» WHAT IS NEEDED:
Read the records below and copy each line that contains "this".

#### EXTRACTED DATA

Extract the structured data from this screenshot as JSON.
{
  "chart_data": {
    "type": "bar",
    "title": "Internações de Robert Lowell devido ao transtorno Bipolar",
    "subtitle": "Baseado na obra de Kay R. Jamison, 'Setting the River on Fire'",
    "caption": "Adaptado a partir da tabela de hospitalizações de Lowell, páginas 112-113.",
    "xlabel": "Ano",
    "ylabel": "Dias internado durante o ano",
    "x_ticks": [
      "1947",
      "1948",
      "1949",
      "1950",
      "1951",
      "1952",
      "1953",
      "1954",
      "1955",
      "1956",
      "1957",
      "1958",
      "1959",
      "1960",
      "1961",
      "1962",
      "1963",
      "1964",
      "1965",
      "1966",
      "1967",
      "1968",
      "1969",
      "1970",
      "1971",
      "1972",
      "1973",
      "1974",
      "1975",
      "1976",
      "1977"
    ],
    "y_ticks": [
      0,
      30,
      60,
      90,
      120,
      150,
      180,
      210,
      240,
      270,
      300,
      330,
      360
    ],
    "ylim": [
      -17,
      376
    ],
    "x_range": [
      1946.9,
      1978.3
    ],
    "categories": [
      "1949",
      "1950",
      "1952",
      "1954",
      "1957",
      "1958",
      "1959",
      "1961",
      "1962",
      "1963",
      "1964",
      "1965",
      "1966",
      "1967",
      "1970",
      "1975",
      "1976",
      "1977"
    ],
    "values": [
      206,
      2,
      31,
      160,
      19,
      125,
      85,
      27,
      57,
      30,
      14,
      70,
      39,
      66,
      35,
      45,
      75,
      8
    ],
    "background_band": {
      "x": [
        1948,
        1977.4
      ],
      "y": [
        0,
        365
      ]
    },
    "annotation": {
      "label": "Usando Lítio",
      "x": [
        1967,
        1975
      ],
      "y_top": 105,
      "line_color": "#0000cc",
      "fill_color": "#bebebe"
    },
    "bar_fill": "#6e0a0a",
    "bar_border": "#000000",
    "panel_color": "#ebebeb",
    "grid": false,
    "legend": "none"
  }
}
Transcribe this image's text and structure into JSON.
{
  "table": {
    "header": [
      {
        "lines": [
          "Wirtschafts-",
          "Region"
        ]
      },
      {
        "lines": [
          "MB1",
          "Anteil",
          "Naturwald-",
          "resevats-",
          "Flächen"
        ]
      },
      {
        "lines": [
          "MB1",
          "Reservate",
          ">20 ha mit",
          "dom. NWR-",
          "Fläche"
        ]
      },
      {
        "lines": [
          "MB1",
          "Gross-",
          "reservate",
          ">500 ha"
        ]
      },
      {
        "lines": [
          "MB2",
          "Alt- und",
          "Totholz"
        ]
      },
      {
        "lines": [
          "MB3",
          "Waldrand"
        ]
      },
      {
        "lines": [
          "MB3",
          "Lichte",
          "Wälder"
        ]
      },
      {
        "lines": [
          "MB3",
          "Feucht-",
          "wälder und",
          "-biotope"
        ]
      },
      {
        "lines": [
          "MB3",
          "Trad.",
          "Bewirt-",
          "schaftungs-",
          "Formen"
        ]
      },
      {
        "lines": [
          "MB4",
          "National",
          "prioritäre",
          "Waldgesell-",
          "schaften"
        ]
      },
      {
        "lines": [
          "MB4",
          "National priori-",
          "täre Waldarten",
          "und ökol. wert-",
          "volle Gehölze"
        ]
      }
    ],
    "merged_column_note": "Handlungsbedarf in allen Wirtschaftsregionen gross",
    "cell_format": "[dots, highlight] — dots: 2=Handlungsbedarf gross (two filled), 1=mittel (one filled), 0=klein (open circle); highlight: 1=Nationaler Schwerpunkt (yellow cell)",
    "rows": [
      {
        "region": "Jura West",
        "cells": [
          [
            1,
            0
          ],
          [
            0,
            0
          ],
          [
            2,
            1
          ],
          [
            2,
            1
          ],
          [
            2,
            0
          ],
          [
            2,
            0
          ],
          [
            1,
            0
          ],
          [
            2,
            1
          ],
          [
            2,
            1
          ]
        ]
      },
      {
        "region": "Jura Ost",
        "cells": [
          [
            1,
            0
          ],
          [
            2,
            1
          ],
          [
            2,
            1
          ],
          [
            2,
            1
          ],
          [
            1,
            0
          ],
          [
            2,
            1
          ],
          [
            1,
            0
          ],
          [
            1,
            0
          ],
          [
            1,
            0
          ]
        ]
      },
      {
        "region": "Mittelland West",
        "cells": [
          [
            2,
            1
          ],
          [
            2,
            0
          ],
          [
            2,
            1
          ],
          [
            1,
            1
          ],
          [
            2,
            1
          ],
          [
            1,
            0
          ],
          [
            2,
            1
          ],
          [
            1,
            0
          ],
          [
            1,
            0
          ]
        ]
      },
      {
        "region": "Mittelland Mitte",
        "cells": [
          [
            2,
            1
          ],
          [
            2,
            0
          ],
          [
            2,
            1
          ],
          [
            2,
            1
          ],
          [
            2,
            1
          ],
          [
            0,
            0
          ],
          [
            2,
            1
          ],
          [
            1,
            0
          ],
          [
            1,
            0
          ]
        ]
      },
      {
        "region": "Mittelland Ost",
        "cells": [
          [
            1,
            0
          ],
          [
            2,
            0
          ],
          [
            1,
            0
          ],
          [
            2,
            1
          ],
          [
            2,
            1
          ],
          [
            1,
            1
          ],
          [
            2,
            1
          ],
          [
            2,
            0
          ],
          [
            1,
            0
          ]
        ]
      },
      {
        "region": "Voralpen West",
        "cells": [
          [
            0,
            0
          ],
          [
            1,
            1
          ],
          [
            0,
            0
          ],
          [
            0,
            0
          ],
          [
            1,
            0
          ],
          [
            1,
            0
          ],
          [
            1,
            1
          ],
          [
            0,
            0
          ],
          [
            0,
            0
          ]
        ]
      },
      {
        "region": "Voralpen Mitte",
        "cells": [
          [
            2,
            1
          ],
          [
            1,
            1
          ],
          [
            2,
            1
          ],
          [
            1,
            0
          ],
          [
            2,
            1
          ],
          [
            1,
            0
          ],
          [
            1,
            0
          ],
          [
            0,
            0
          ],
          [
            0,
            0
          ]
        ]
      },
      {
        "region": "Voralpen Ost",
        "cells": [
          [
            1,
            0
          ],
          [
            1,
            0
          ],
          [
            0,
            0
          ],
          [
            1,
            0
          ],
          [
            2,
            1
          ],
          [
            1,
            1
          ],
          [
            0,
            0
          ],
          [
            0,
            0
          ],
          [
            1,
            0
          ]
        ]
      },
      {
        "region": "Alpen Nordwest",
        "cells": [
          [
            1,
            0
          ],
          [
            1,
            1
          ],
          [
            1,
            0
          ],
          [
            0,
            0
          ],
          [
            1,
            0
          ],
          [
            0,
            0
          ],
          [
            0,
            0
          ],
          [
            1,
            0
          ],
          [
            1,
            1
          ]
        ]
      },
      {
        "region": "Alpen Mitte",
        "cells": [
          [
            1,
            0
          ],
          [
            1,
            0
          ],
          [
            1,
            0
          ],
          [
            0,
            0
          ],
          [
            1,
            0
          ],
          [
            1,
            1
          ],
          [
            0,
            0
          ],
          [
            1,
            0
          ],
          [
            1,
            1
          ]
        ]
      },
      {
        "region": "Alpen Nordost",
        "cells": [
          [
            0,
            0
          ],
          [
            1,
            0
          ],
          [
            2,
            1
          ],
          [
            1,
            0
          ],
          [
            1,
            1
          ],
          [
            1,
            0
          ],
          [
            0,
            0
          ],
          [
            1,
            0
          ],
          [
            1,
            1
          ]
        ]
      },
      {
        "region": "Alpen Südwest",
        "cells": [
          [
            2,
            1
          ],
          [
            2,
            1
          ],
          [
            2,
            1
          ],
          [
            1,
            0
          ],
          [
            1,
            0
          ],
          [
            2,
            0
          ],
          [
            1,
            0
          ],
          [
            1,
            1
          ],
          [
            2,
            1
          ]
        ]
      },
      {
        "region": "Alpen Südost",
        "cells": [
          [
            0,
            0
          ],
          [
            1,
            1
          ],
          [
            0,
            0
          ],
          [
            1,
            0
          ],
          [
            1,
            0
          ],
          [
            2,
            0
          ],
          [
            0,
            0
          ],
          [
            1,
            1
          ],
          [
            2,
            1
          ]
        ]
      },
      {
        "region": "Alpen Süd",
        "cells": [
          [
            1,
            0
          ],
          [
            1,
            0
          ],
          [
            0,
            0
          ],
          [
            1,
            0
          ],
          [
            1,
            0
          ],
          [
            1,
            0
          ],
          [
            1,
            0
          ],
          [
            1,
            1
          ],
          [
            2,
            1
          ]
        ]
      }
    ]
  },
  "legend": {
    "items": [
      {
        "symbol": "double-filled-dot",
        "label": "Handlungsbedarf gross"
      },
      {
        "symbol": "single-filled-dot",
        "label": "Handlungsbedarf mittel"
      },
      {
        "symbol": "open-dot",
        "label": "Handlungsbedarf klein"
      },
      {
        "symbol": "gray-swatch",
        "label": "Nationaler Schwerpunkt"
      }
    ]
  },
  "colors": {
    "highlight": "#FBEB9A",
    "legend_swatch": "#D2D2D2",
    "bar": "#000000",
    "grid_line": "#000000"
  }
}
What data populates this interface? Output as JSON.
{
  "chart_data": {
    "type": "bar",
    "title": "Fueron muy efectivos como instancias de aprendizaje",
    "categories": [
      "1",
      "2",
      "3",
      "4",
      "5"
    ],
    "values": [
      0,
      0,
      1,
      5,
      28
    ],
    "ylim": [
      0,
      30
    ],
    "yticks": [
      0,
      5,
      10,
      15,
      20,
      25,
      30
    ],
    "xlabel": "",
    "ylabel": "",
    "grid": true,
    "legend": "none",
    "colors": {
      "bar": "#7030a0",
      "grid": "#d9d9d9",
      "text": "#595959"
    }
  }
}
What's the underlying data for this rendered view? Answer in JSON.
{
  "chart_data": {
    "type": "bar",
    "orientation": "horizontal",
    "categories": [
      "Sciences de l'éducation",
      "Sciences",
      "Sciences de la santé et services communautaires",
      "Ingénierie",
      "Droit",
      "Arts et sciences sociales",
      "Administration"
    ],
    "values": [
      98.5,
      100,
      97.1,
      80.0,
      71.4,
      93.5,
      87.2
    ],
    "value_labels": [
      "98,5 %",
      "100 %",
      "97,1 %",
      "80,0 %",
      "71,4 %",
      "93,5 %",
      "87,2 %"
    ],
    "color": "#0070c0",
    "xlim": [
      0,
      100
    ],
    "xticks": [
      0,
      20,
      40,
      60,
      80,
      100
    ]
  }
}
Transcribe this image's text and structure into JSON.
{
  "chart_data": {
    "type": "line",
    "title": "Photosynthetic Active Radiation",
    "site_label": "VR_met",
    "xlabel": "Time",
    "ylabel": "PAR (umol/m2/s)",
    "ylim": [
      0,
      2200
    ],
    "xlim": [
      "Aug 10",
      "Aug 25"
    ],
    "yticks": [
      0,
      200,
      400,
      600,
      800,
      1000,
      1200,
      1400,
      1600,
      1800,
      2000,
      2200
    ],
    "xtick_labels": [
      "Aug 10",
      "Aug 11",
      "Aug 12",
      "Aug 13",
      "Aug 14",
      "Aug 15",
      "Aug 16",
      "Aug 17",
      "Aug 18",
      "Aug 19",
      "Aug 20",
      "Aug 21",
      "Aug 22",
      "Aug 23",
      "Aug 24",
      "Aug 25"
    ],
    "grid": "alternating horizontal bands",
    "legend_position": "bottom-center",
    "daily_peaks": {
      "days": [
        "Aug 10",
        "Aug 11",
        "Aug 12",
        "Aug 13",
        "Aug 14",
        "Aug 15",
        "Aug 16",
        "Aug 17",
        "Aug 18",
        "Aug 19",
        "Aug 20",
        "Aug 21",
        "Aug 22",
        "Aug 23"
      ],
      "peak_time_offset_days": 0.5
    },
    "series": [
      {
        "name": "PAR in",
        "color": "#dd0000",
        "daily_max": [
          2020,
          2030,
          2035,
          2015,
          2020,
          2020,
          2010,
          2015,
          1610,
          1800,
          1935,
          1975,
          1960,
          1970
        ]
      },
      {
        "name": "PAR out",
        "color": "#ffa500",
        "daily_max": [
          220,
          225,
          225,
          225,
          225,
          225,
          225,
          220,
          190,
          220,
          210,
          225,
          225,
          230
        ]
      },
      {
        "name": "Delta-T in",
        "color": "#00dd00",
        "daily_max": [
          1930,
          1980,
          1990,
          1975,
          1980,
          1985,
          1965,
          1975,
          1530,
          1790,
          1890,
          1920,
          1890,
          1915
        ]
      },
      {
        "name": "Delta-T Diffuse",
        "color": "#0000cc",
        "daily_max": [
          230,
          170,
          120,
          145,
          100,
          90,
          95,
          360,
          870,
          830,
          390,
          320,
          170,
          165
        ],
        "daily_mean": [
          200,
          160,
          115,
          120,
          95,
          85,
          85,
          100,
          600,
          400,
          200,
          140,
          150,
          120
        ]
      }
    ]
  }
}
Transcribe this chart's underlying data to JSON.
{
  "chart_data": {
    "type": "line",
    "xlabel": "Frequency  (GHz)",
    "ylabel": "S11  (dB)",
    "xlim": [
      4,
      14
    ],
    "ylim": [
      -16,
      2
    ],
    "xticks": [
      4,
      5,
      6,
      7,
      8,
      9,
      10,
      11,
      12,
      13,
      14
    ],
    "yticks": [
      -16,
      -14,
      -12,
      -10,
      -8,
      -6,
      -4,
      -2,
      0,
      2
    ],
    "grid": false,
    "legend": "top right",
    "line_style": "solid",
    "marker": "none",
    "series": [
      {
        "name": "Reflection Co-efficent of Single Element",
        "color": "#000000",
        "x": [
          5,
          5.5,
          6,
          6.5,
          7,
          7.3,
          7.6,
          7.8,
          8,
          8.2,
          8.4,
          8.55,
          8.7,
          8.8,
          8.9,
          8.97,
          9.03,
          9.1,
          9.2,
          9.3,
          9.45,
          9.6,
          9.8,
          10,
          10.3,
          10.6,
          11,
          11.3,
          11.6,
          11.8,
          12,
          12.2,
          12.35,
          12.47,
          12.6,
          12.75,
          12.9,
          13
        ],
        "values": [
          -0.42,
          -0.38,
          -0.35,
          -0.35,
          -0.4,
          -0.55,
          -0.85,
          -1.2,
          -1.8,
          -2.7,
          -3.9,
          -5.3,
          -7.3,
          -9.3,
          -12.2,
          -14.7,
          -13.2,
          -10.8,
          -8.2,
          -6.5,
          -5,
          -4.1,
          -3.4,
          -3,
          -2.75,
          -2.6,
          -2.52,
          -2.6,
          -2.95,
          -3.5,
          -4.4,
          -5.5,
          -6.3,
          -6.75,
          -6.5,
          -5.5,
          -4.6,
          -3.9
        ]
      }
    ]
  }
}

########

» ANSWER IN FULL:
Extract the structured data from this screenshot as JSON.
Transcribe this image's text and structure into JSON.
What data populates this interface? Output as JSON.
What's the underlying data for this rendered view? Answer in JSON.
Transcribe this image's text and structure into JSON.
Transcribe this chart's underlying data to JSON.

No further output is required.